● Task directions
In the entries below, find every line holding the string "xlabel" and collect it.

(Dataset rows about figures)
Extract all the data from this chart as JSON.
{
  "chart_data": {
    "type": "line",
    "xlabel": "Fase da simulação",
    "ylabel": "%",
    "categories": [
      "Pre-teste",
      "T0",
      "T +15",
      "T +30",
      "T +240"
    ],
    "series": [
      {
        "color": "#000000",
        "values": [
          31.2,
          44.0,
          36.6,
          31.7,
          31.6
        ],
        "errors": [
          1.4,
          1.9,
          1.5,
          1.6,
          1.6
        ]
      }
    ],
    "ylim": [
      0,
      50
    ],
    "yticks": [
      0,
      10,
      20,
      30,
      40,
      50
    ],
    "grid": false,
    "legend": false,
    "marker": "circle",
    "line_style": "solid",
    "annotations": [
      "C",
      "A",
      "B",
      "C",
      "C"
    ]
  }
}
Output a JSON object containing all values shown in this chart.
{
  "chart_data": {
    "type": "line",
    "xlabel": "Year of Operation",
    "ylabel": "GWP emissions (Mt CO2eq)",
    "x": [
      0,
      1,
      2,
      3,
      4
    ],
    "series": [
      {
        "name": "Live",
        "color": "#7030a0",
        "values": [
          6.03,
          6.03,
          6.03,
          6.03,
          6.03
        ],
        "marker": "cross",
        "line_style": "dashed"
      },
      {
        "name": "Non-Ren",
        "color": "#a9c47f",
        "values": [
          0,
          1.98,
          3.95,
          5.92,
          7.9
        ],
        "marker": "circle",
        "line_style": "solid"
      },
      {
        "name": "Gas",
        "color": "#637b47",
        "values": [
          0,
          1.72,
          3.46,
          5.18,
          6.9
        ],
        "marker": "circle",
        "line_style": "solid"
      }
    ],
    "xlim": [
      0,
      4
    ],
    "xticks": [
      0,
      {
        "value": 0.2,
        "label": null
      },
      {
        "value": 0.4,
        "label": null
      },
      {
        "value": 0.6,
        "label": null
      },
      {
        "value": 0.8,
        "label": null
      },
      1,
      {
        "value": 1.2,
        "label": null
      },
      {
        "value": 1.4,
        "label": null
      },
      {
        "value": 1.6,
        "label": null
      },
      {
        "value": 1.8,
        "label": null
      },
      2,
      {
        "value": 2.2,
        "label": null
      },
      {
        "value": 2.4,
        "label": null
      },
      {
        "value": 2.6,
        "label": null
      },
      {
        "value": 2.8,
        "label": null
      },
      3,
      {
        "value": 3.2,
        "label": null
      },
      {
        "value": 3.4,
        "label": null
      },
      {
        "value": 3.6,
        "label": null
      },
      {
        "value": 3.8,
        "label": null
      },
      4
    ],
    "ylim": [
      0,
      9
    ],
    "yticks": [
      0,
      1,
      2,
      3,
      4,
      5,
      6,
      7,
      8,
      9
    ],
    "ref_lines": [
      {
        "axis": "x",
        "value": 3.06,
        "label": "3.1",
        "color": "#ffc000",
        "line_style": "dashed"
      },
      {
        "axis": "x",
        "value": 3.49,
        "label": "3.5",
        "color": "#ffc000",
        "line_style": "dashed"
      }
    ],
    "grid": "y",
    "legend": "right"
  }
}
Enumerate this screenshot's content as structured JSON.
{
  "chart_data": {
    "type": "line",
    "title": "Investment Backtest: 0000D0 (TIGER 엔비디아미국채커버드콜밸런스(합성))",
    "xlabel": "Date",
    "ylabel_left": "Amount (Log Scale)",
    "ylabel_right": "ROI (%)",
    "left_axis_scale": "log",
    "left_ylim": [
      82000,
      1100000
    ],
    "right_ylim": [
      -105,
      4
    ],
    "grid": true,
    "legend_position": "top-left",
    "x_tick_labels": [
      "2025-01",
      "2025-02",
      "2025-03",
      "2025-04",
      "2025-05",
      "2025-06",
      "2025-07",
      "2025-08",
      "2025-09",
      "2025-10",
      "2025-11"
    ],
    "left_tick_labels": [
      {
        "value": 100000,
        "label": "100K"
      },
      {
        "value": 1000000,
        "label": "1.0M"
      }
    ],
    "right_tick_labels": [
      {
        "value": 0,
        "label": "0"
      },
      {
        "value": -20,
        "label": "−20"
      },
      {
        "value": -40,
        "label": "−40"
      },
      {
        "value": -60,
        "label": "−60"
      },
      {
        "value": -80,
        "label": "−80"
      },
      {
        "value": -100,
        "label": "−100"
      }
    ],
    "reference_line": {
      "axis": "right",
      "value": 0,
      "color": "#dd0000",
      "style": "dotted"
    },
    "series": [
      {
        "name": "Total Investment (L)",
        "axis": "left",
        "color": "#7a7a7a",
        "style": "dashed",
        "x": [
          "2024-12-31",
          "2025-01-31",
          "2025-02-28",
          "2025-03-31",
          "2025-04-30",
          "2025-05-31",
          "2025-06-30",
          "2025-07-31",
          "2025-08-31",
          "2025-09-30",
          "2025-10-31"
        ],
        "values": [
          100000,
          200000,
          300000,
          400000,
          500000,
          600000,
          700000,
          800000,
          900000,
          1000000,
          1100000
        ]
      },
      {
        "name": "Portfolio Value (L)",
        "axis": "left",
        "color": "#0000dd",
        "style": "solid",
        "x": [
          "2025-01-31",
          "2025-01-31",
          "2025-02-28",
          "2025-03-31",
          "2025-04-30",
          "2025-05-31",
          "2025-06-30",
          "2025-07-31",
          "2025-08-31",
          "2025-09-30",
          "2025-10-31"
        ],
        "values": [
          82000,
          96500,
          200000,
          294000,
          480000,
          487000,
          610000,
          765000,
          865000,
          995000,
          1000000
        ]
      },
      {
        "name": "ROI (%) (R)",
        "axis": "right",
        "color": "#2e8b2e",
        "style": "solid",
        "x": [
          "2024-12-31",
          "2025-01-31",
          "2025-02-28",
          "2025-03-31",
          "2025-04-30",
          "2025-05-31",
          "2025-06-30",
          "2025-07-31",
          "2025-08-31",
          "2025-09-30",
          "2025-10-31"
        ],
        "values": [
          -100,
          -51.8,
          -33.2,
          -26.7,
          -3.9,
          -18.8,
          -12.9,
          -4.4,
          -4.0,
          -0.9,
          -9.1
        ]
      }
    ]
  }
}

● Exercise result
    "xlabel": "Fase da simulação",
    "xlabel": "Year of Operation",
    "xlabel": "Date",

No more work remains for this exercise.